▸ **The exercise**
Gather all lines with "Service" from the records.

Figure data in JSON:
────
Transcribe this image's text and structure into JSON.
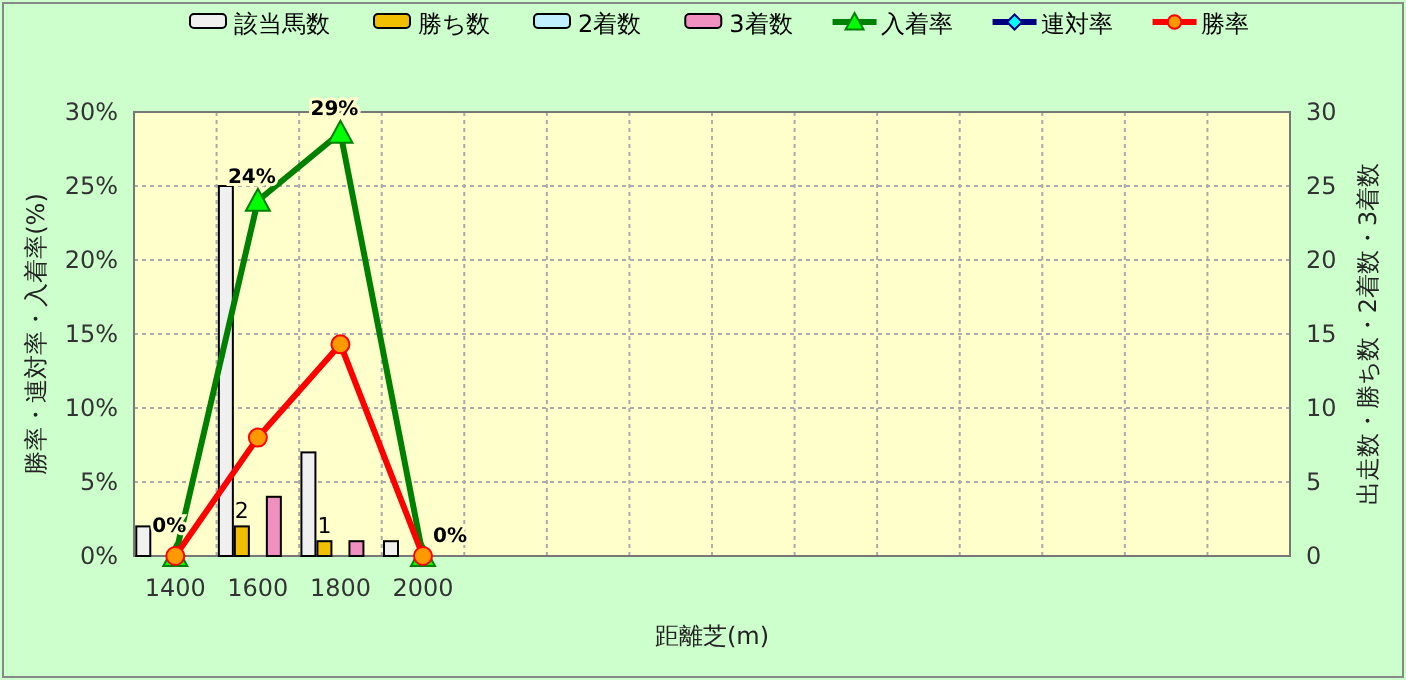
{
  "chart_data": {
    "type": "bar",
    "xlabel": "距離芝(m)",
    "ylabel": "勝率・連対率・入着率(%)",
    "y2label": "出走数・勝ち数・2着数・3着数",
    "categories": [
      "1400",
      "1600",
      "1800",
      "2000",
      null,
      null,
      null,
      null,
      null,
      null,
      null,
      null,
      null,
      null
    ],
    "ylim": [
      0,
      30
    ],
    "yticks": [
      {
        "value": 0,
        "label": "0%"
      },
      {
        "value": 5,
        "label": "5%"
      },
      {
        "value": 10,
        "label": "10%"
      },
      {
        "value": 15,
        "label": "15%"
      },
      {
        "value": 20,
        "label": "20%"
      },
      {
        "value": 25,
        "label": "25%"
      },
      {
        "value": 30,
        "label": "30%"
      }
    ],
    "y2lim": [
      0,
      30
    ],
    "y2ticks": [
      0,
      5,
      10,
      15,
      20,
      25,
      30
    ],
    "grid": true,
    "legend": "top",
    "series": [
      {
        "name": "該当馬数",
        "axis": "y2",
        "color": "#f0f0f0",
        "values": [
          2,
          25,
          7,
          1,
          null,
          null,
          null,
          null,
          null,
          null,
          null,
          null,
          null,
          null
        ]
      },
      {
        "name": "勝ち数",
        "axis": "y2",
        "color": "#f0c000",
        "values": [
          0,
          2,
          1,
          0,
          null,
          null,
          null,
          null,
          null,
          null,
          null,
          null,
          null,
          null
        ],
        "value_labels": [
          null,
          "2",
          "1",
          null,
          null,
          null,
          null,
          null,
          null,
          null,
          null,
          null,
          null,
          null
        ]
      },
      {
        "name": "2着数",
        "axis": "y2",
        "color": "#c0f0ff",
        "values": [
          0,
          0,
          0,
          0,
          null,
          null,
          null,
          null,
          null,
          null,
          null,
          null,
          null,
          null
        ]
      },
      {
        "name": "3着数",
        "axis": "y2",
        "color": "#f090c0",
        "values": [
          0,
          4,
          1,
          0,
          null,
          null,
          null,
          null,
          null,
          null,
          null,
          null,
          null,
          null
        ]
      },
      {
        "name": "入着率",
        "type": "line",
        "marker": "triangle",
        "color": "#008000",
        "values": [
          0,
          24,
          28.6,
          0,
          null,
          null,
          null,
          null,
          null,
          null,
          null,
          null,
          null,
          null
        ],
        "value_labels": [
          "0%",
          "24%",
          "29%",
          "0%",
          null,
          null,
          null,
          null,
          null,
          null,
          null,
          null,
          null,
          null
        ]
      },
      {
        "name": "連対率",
        "type": "line",
        "marker": "diamond",
        "color": "#000080",
        "values": [
          null,
          null,
          null,
          null,
          null,
          null,
          null,
          null,
          null,
          null,
          null,
          null,
          null,
          null
        ]
      },
      {
        "name": "勝率",
        "type": "line",
        "marker": "circle",
        "color": "#ff0000",
        "values": [
          0,
          8,
          14.3,
          0,
          null,
          null,
          null,
          null,
          null,
          null,
          null,
          null,
          null,
          null
        ]
      }
    ]
  }
}
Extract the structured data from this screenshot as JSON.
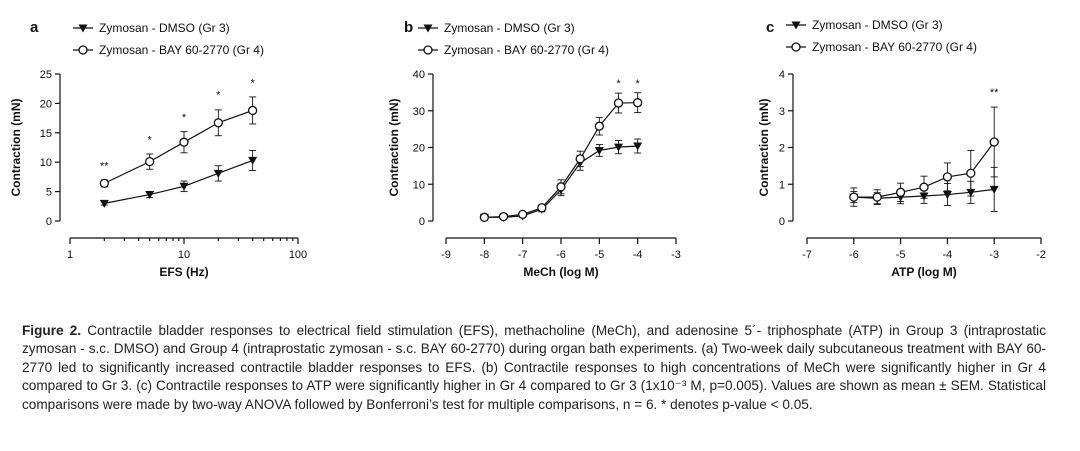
{
  "chart_data": [
    {
      "panel": "a",
      "type": "line",
      "xscale": "log",
      "xlabel": "EFS (Hz)",
      "ylabel": "Contraction (mN)",
      "xlim": [
        1,
        100
      ],
      "ylim": [
        0,
        25
      ],
      "xticks": [
        1,
        10,
        100
      ],
      "yticks": [
        0,
        5,
        10,
        15,
        20,
        25
      ],
      "legend_placement": "top-left",
      "grid": false,
      "series": [
        {
          "name": "Zymosan - DMSO (Gr 3)",
          "marker": "filled-triangle-down",
          "x": [
            2,
            5,
            10,
            20,
            40
          ],
          "y": [
            3.0,
            4.5,
            5.9,
            8.1,
            10.3
          ],
          "sem": [
            0.3,
            0.5,
            0.9,
            1.3,
            1.7
          ]
        },
        {
          "name": "Zymosan - BAY 60-2770 (Gr 4)",
          "marker": "open-circle",
          "x": [
            2,
            5,
            10,
            20,
            40
          ],
          "y": [
            6.4,
            10.1,
            13.4,
            16.7,
            18.8
          ],
          "sem": [
            0.6,
            1.3,
            1.8,
            2.2,
            2.3
          ]
        }
      ],
      "annotations": [
        {
          "x": 2,
          "y": 8.8,
          "text": "**"
        },
        {
          "x": 5,
          "y": 13.2,
          "text": "*"
        },
        {
          "x": 10,
          "y": 17.0,
          "text": "*"
        },
        {
          "x": 20,
          "y": 20.8,
          "text": "*"
        },
        {
          "x": 40,
          "y": 22.9,
          "text": "*"
        }
      ]
    },
    {
      "panel": "b",
      "type": "line",
      "xscale": "linear",
      "xlabel": "MeCh (log M)",
      "ylabel": "Contraction (mN)",
      "xlim": [
        -9,
        -3
      ],
      "ylim": [
        0,
        40
      ],
      "xticks": [
        -9,
        -8,
        -7,
        -6,
        -5,
        -4,
        -3
      ],
      "yticks": [
        0,
        10,
        20,
        30,
        40
      ],
      "legend_placement": "top-left",
      "grid": false,
      "series": [
        {
          "name": "Zymosan - DMSO (Gr 3)",
          "marker": "filled-triangle-down",
          "x": [
            -8,
            -7.5,
            -7,
            -6.5,
            -6,
            -5.5,
            -5,
            -4.5,
            -4
          ],
          "y": [
            1.0,
            1.0,
            1.4,
            3.2,
            8.5,
            15.8,
            19.2,
            20.1,
            20.4
          ],
          "sem": [
            0.3,
            0.3,
            0.4,
            0.7,
            1.6,
            2.0,
            1.6,
            1.8,
            1.9
          ]
        },
        {
          "name": "Zymosan - BAY 60-2770 (Gr 4)",
          "marker": "open-circle",
          "x": [
            -8,
            -7.5,
            -7,
            -6.5,
            -6,
            -5.5,
            -5,
            -4.5,
            -4
          ],
          "y": [
            1.0,
            1.2,
            1.8,
            3.6,
            9.3,
            16.9,
            25.8,
            32.1,
            32.2
          ],
          "sem": [
            0.3,
            0.3,
            0.4,
            0.8,
            1.9,
            2.1,
            2.4,
            2.7,
            2.7
          ]
        }
      ],
      "annotations": [
        {
          "x": -4.5,
          "y": 36.5,
          "text": "*"
        },
        {
          "x": -4,
          "y": 36.5,
          "text": "*"
        }
      ]
    },
    {
      "panel": "c",
      "type": "line",
      "xscale": "linear",
      "xlabel": "ATP (log M)",
      "ylabel": "Contraction (mN)",
      "xlim": [
        -7,
        -2
      ],
      "ylim": [
        0,
        4
      ],
      "xticks": [
        -7,
        -6,
        -5,
        -4,
        -3,
        -2
      ],
      "yticks": [
        0,
        1,
        2,
        3,
        4
      ],
      "legend_placement": "top-left",
      "grid": false,
      "series": [
        {
          "name": "Zymosan - DMSO (Gr 3)",
          "marker": "filled-triangle-down",
          "x": [
            -6,
            -5.5,
            -5,
            -4.5,
            -4,
            -3.5,
            -3
          ],
          "y": [
            0.65,
            0.62,
            0.65,
            0.68,
            0.72,
            0.78,
            0.86
          ],
          "sem": [
            0.15,
            0.15,
            0.18,
            0.2,
            0.3,
            0.3,
            0.6
          ]
        },
        {
          "name": "Zymosan - BAY 60-2770 (Gr 4)",
          "marker": "open-circle",
          "x": [
            -6,
            -5.5,
            -5,
            -4.5,
            -4,
            -3.5,
            -3
          ],
          "y": [
            0.65,
            0.65,
            0.78,
            0.92,
            1.2,
            1.3,
            2.15
          ],
          "sem": [
            0.25,
            0.2,
            0.25,
            0.3,
            0.38,
            0.62,
            0.95
          ]
        }
      ],
      "annotations": [
        {
          "x": -3,
          "y": 3.4,
          "text": "**"
        }
      ]
    }
  ],
  "caption": {
    "label": "Figure 2.",
    "text": " Contractile bladder responses to electrical field stimulation (EFS), methacholine (MeCh), and adenosine 5´- triphosphate (ATP) in Group 3 (intraprostatic zymosan - s.c. DMSO) and Group 4 (intraprostatic zymosan - s.c. BAY 60-2770) during organ bath experiments. (a) Two-week daily subcutaneous treatment with BAY 60-2770 led to significantly increased contractile bladder responses to EFS. (b) Contractile responses to high concentrations of MeCh were significantly higher in Gr 4 compared to Gr 3. (c) Contractile responses to ATP were significantly higher in Gr 4 compared to Gr 3 (1x10⁻³ M, p=0.005). Values are shown as mean ± SEM. Statistical comparisons were made by two-way ANOVA followed by Bonferroni’s test for multiple comparisons, n = 6. * denotes p-value < 0.05."
  }
}
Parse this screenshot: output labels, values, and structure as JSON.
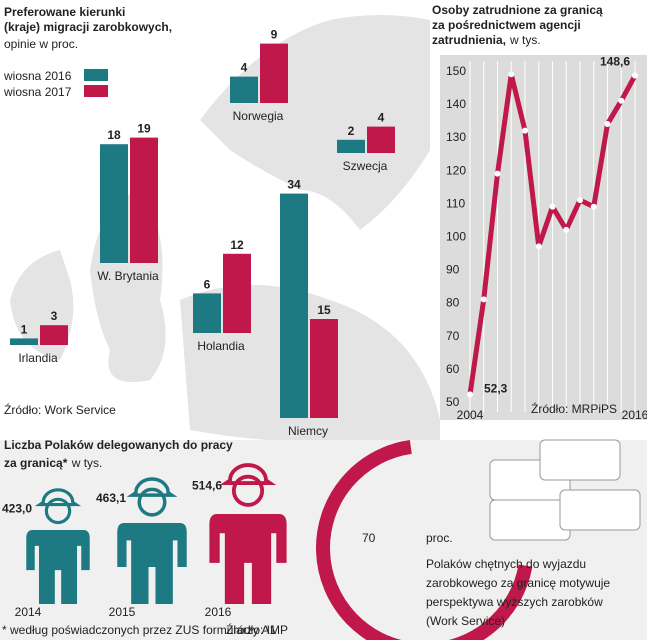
{
  "chart_data": [
    {
      "type": "bar",
      "title": [
        "Preferowane kierunki",
        "(kraje) migracji zarobkowych,"
      ],
      "subtitle": "opinie w proc.",
      "categories": [
        "Irlandia",
        "W. Brytania",
        "Holandia",
        "Niemcy",
        "Norwegia",
        "Szwecja"
      ],
      "series": [
        {
          "name": "wiosna 2016",
          "color": "#1e7a82",
          "values": [
            1,
            18,
            6,
            34,
            4,
            2
          ]
        },
        {
          "name": "wiosna 2017",
          "color": "#c0184a",
          "values": [
            3,
            19,
            12,
            15,
            9,
            4
          ]
        }
      ],
      "source": "Źródło: Work Service"
    },
    {
      "type": "line",
      "title": [
        "Osoby zatrudnione za granicą",
        "za pośrednictwem agencji",
        "zatrudnienia,"
      ],
      "subtitle": "w tys.",
      "x": [
        2004,
        2005,
        2006,
        2007,
        2008,
        2009,
        2010,
        2011,
        2012,
        2013,
        2014,
        2015,
        2016
      ],
      "values": [
        52.3,
        81,
        119,
        149,
        132,
        97,
        109,
        102,
        111,
        109,
        134,
        141,
        148.6
      ],
      "value_labels": [
        "52,3",
        null,
        null,
        null,
        null,
        null,
        null,
        null,
        null,
        null,
        null,
        null,
        "148,6"
      ],
      "color": "#c0184a",
      "xlim": [
        2004,
        2016
      ],
      "xticks": [
        2004,
        2016
      ],
      "ylim": [
        50,
        150
      ],
      "yticks": [
        50,
        60,
        70,
        80,
        90,
        100,
        110,
        120,
        130,
        140,
        150
      ],
      "source": "Źródło: MRPiPS"
    },
    {
      "type": "figure",
      "title": [
        "Liczba Polaków delegowanych do pracy",
        "za granicą*"
      ],
      "subtitle": "w tys.",
      "categories": [
        "2014",
        "2015",
        "2016"
      ],
      "values": [
        423.0,
        463.1,
        514.6
      ],
      "value_labels": [
        "423,0",
        "463,1",
        "514,6"
      ],
      "colors": [
        "#1e7a82",
        "#1e7a82",
        "#c0184a"
      ],
      "footnote": "* według poświadczonych przez ZUS  formularzy A1",
      "source": "Źródło: IMP"
    },
    {
      "type": "gauge",
      "value": 70,
      "unit": "proc.",
      "color": "#c0184a",
      "text": [
        "Polaków chętnych do wyjazdu",
        "zarobkowego za granicę motywuje",
        "perspektywa wyższych zarobków",
        "(Work Service)"
      ]
    }
  ]
}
────
▸ **Task answer**
      "source": "Źródło: Work Service"
        "(Work Service)"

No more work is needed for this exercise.